## Exercise
Please count the lines in the listing below where the word "title" appears. Give the number only.
#### Material to process
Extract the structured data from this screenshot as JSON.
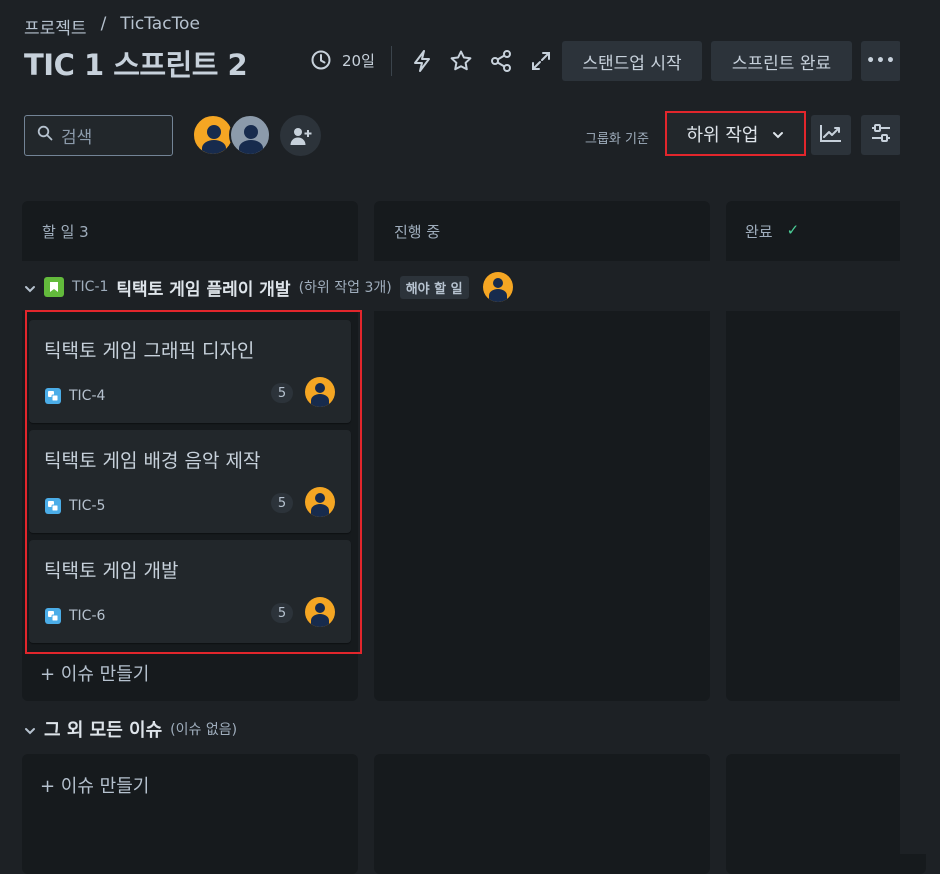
{
  "breadcrumb": {
    "project": "프로젝트",
    "separator": "/",
    "name": "TicTacToe"
  },
  "header": {
    "title": "TIC 1 스프린트 2",
    "days_remaining": "20일",
    "standup_button": "스탠드업 시작",
    "complete_button": "스프린트 완료",
    "more_label": "•••"
  },
  "toolbar": {
    "search_placeholder": "검색",
    "group_by_label": "그룹화 기준",
    "group_by_value": "하위 작업"
  },
  "columns": [
    {
      "name": "할 일 3"
    },
    {
      "name": "진행 중"
    },
    {
      "name": "완료",
      "check": "✓"
    }
  ],
  "swimlane": {
    "key": "TIC-1",
    "title": "틱택토 게임 플레이 개발",
    "subtask_count": "(하위 작업 3개)",
    "status": "해야 할 일"
  },
  "cards": [
    {
      "title": "틱택토 게임 그래픽 디자인",
      "key": "TIC-4",
      "points": "5"
    },
    {
      "title": "틱택토 게임 배경 음악 제작",
      "key": "TIC-5",
      "points": "5"
    },
    {
      "title": "틱택토 게임 개발",
      "key": "TIC-6",
      "points": "5"
    }
  ],
  "create_issue": "+ 이슈 만들기",
  "other_lane": {
    "title": "그 외 모든 이슈",
    "count": "(이슈 없음)"
  },
  "colors": {
    "accent_highlight": "#e2262c",
    "avatar": "#f5a623",
    "story": "#63ba3c",
    "subtask": "#4bade8",
    "done_check": "#4bce97"
  },
  "icons": [
    "clock-icon",
    "lightning-icon",
    "star-icon",
    "share-icon",
    "expand-icon",
    "search-icon",
    "add-person-icon",
    "chevron-down-icon",
    "insights-icon",
    "view-settings-icon",
    "story-icon",
    "subtask-icon",
    "check-icon"
  ]
}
########
## Written response
6